## SET PROBLEM
Your task is to output the data exactly as it stands.

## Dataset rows
——————————
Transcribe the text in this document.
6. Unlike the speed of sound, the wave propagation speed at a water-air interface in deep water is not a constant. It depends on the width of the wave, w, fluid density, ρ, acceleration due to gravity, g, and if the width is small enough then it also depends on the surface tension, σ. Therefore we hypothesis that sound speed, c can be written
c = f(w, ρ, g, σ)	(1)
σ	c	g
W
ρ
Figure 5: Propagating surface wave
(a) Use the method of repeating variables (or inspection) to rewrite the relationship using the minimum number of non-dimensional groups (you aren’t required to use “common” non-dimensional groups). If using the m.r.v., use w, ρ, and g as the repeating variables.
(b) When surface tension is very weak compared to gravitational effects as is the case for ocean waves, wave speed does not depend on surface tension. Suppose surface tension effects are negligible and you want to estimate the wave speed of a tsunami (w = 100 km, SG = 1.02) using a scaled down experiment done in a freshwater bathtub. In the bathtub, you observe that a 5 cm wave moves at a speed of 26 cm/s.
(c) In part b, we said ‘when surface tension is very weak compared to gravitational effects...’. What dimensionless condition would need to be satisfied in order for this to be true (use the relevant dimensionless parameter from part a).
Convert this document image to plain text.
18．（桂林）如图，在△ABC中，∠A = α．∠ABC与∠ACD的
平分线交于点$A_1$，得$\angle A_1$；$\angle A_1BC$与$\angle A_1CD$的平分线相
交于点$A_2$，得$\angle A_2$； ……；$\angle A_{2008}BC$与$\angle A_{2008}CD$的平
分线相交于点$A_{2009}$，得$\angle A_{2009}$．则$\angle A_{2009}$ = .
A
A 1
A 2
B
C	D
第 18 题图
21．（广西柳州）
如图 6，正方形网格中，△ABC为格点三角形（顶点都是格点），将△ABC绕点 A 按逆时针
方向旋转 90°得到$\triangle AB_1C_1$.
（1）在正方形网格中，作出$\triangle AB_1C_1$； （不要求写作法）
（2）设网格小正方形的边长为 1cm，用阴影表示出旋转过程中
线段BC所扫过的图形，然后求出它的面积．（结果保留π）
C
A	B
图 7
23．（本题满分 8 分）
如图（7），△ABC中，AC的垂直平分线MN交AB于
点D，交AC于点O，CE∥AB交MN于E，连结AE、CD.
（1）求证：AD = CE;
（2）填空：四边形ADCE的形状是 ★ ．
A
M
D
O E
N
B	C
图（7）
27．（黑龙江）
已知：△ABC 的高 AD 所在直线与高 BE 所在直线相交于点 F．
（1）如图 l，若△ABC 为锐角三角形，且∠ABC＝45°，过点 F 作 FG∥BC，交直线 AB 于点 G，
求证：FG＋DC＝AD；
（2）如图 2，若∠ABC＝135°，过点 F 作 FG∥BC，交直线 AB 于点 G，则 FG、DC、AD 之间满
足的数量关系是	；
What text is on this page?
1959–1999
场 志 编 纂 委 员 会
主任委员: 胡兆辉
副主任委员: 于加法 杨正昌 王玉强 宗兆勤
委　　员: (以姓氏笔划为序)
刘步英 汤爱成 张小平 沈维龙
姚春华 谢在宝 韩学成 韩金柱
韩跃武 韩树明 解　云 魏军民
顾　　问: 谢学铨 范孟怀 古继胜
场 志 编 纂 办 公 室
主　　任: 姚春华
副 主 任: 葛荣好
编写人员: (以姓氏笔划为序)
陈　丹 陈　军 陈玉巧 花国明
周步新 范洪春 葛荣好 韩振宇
——————————
## RESULT OF THIS TASK
Transcribe the text in this document.
6. Unlike the speed of sound, the wave propagation speed at a water-air interface in deep water is not a constant. It depends on the width of the wave, w, fluid density, ρ, acceleration due to gravity, g, and if the width is small enough then it also depends on the surface tension, σ. Therefore we hypothesis that sound speed, c can be written
c = f(w, ρ, g, σ)	(1)
σ	c	g
W
ρ
Figure 5: Propagating surface wave
(a) Use the method of repeating variables (or inspection) to rewrite the relationship using the minimum number of non-dimensional groups (you aren’t required to use “common” non-dimensional groups). If using the m.r.v., use w, ρ, and g as the repeating variables.
(b) When surface tension is very weak compared to gravitational effects as is the case for ocean waves, wave speed does not depend on surface tension. Suppose surface tension effects are negligible and you want to estimate the wave speed of a tsunami (w = 100 km, SG = 1.02) using a scaled down experiment done in a freshwater bathtub. In the bathtub, you observe that a 5 cm wave moves at a speed of 26 cm/s.
(c) In part b, we said ‘when surface tension is very weak compared to gravitational effects...’. What dimensionless condition would need to be satisfied in order for this to be true (use the relevant dimensionless parameter from part a).
Convert this document image to plain text.
18．（桂林）如图，在△ABC中，∠A = α．∠ABC与∠ACD的
平分线交于点$A_1$，得$\angle A_1$；$\angle A_1BC$与$\angle A_1CD$的平分线相
交于点$A_2$，得$\angle A_2$； ……；$\angle A_{2008}BC$与$\angle A_{2008}CD$的平
分线相交于点$A_{2009}$，得$\angle A_{2009}$．则$\angle A_{2009}$ = .
A
A 1
A 2
B
C	D
第 18 题图
21．（广西柳州）
如图 6，正方形网格中，△ABC为格点三角形（顶点都是格点），将△ABC绕点 A 按逆时针
方向旋转 90°得到$\triangle AB_1C_1$.
（1）在正方形网格中，作出$\triangle AB_1C_1$； （不要求写作法）
（2）设网格小正方形的边长为 1cm，用阴影表示出旋转过程中
线段BC所扫过的图形，然后求出它的面积．（结果保留π）
C
A	B
图 7
23．（本题满分 8 分）
如图（7），△ABC中，AC的垂直平分线MN交AB于
点D，交AC于点O，CE∥AB交MN于E，连结AE、CD.
（1）求证：AD = CE;
（2）填空：四边形ADCE的形状是 ★ ．
A
M
D
O E
N
B	C
图（7）
27．（黑龙江）
已知：△ABC 的高 AD 所在直线与高 BE 所在直线相交于点 F．
（1）如图 l，若△ABC 为锐角三角形，且∠ABC＝45°，过点 F 作 FG∥BC，交直线 AB 于点 G，
求证：FG＋DC＝AD；
（2）如图 2，若∠ABC＝135°，过点 F 作 FG∥BC，交直线 AB 于点 G，则 FG、DC、AD 之间满
足的数量关系是	；
What text is on this page?
1959–1999
场 志 编 纂 委 员 会
主任委员: 胡兆辉
副主任委员: 于加法 杨正昌 王玉强 宗兆勤
委　　员: (以姓氏笔划为序)
刘步英 汤爱成 张小平 沈维龙
姚春华 谢在宝 韩学成 韩金柱
韩跃武 韩树明 解　云 魏军民
顾　　问: 谢学铨 范孟怀 古继胜
场 志 编 纂 办 公 室
主　　任: 姚春华
副 主 任: 葛荣好
编写人员: (以姓氏笔划为序)
陈　丹 陈　军 陈玉巧 花国明
周步新 范洪春 葛荣好 韩振宇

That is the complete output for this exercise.